◆ **The exercise**:
Single out the lines that include the word "point". Copy them.

◆ **Given records**:
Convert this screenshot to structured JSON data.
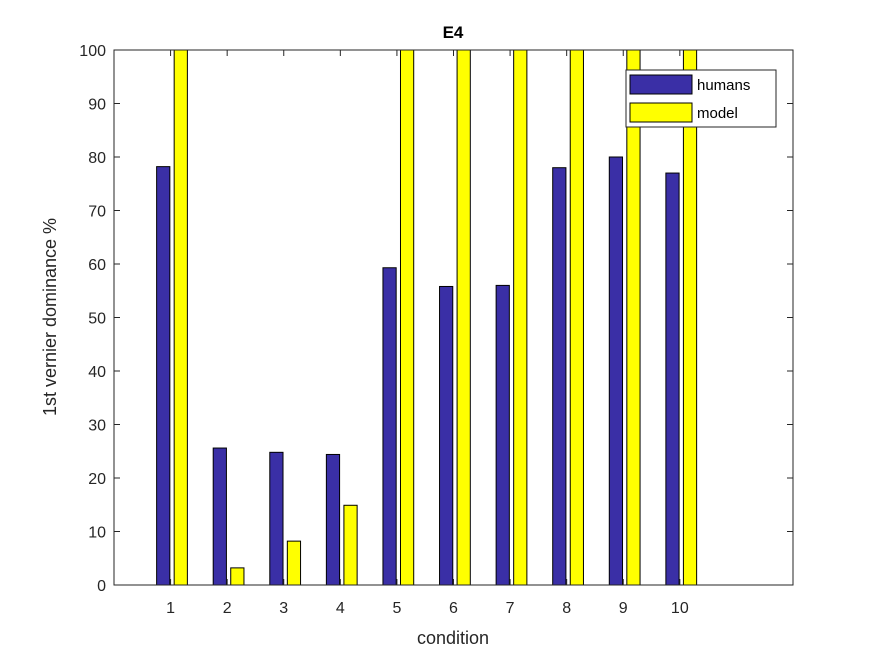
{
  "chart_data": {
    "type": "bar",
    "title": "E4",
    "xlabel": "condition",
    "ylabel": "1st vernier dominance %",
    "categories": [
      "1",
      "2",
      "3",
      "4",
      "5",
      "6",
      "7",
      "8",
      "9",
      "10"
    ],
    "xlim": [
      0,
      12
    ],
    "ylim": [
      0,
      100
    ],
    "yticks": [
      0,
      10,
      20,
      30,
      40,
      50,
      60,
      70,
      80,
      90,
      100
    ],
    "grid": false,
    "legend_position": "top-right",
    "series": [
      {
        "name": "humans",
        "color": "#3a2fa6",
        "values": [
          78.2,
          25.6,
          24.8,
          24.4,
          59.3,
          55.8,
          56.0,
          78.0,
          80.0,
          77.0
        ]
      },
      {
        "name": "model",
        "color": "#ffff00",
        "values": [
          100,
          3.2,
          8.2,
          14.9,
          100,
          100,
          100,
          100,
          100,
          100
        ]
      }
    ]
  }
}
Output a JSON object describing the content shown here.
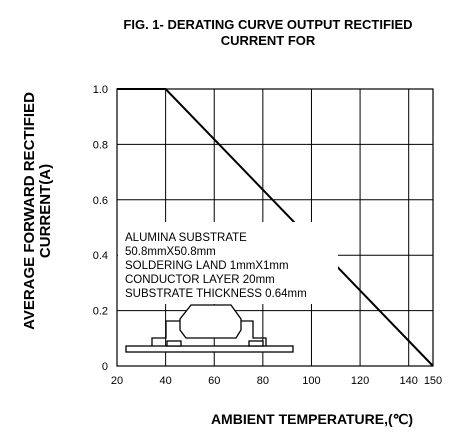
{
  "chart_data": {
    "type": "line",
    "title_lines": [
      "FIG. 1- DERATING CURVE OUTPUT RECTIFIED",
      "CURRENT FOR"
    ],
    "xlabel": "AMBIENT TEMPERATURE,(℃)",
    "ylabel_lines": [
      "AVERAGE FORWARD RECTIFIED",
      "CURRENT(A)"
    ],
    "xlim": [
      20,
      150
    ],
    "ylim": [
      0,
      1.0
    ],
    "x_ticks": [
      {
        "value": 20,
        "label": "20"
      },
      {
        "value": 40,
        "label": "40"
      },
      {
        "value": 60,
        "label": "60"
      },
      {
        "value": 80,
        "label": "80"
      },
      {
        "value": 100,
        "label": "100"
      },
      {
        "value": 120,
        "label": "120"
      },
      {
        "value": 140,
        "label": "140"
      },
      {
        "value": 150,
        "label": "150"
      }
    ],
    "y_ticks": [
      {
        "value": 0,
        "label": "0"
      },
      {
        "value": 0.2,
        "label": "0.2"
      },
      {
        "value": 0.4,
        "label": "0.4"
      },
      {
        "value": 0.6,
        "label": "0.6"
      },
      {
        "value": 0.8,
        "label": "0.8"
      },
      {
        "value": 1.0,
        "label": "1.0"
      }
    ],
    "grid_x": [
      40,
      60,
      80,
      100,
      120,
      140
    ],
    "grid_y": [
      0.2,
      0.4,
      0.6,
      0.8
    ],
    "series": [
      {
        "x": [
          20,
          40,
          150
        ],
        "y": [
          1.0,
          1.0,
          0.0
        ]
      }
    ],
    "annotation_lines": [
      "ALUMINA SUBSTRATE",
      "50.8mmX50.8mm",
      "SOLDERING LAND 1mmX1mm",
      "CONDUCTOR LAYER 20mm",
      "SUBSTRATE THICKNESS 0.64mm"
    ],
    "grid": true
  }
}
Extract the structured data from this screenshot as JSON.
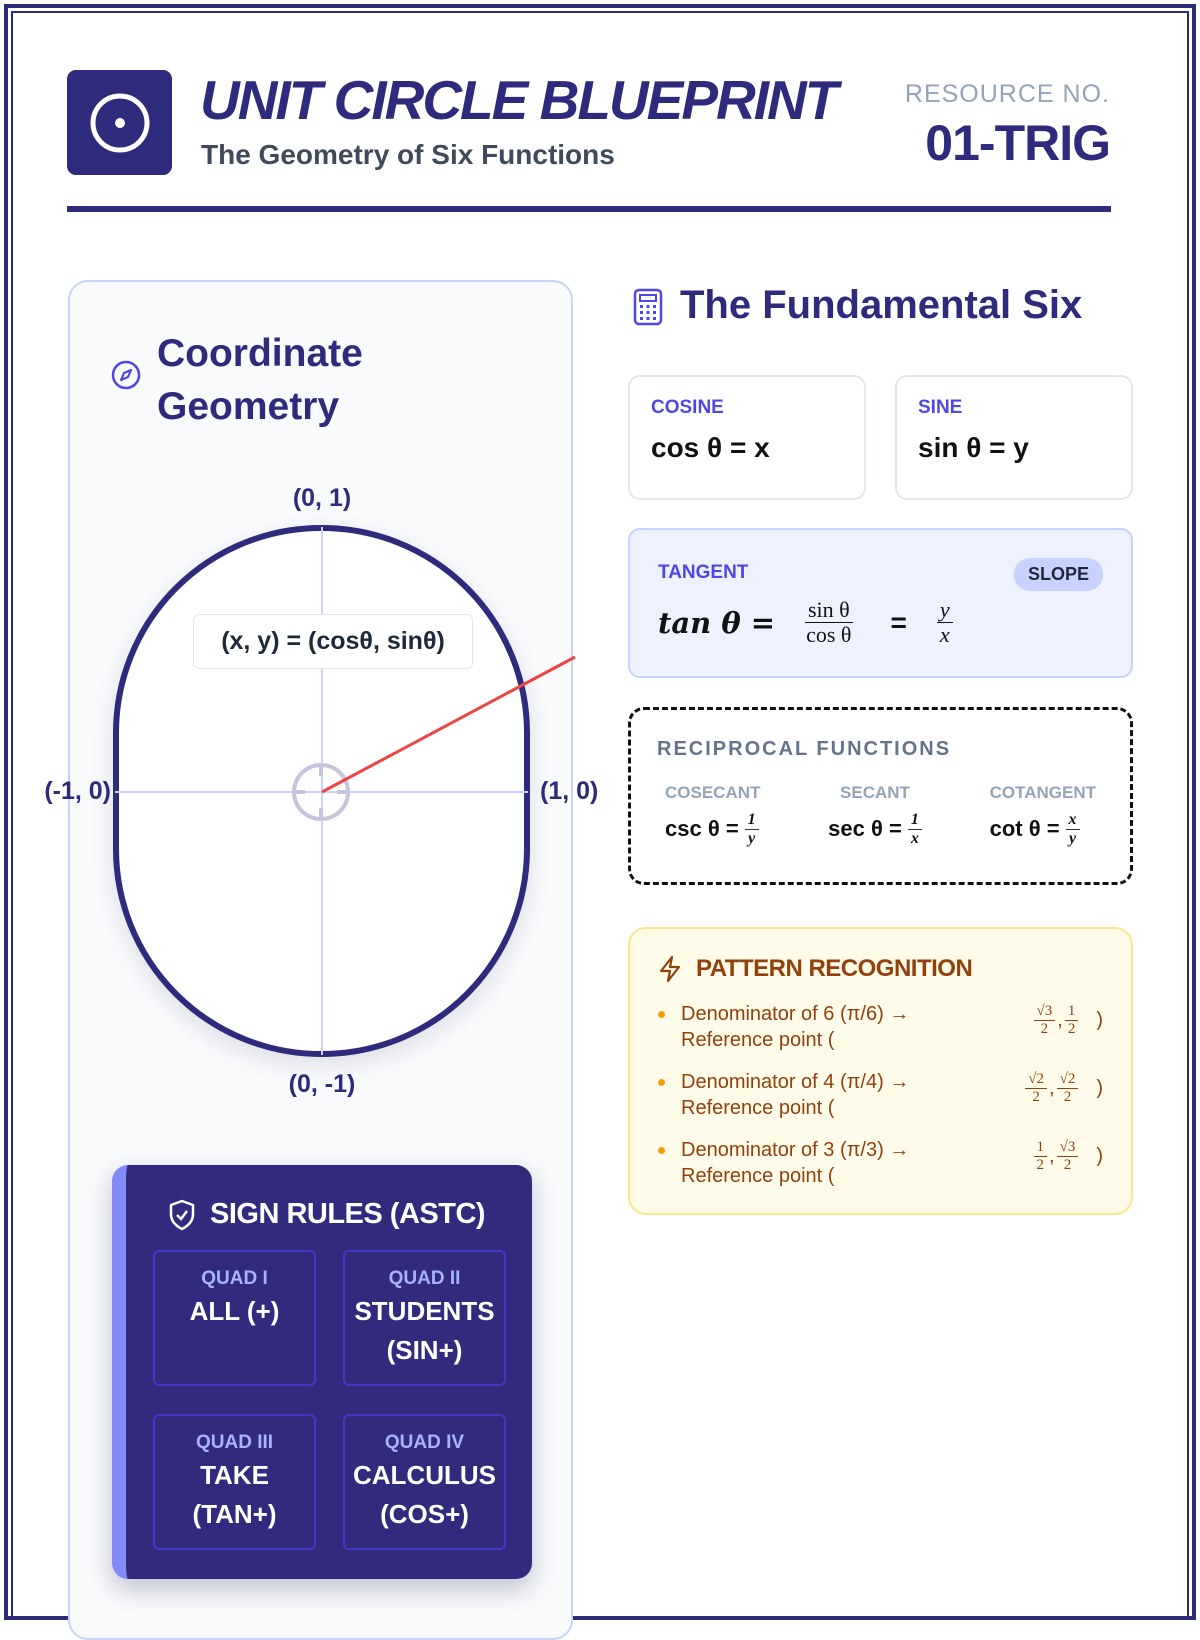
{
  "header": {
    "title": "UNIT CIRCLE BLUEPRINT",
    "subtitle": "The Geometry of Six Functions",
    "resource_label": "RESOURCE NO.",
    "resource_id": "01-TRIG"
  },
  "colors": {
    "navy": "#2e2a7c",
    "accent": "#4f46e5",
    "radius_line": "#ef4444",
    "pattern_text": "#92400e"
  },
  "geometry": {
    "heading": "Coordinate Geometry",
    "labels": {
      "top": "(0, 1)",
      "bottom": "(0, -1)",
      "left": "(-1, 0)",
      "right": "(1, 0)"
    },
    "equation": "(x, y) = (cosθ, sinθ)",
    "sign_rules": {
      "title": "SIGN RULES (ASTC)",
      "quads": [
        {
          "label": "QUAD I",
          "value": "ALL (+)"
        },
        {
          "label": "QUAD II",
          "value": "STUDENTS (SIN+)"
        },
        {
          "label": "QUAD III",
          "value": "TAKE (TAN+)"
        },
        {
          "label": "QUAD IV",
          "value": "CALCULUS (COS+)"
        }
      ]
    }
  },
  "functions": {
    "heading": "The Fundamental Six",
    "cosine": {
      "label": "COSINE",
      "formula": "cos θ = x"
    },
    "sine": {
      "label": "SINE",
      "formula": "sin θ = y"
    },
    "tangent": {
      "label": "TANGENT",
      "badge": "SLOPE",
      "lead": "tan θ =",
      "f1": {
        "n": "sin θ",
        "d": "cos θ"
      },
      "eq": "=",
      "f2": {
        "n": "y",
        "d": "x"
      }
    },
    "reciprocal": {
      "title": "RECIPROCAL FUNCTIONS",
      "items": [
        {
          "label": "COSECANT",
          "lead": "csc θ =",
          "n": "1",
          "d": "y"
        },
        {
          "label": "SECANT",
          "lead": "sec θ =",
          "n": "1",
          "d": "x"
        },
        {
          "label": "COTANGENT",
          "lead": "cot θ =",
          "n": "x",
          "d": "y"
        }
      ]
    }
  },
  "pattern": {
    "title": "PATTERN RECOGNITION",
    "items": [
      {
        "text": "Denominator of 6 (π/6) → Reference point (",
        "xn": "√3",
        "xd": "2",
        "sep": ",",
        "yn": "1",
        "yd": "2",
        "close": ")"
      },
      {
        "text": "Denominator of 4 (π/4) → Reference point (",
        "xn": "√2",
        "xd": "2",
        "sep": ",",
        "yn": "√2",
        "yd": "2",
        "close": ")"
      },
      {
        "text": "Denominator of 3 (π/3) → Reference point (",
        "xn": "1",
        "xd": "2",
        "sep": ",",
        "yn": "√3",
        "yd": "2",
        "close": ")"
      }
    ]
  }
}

◆ **Solution**:
        "text": "Denominator of 6 (π/6) → Reference point (",
        "text": "Denominator of 4 (π/4) → Reference point (",
        "text": "Denominator of 3 (π/3) → Reference point (",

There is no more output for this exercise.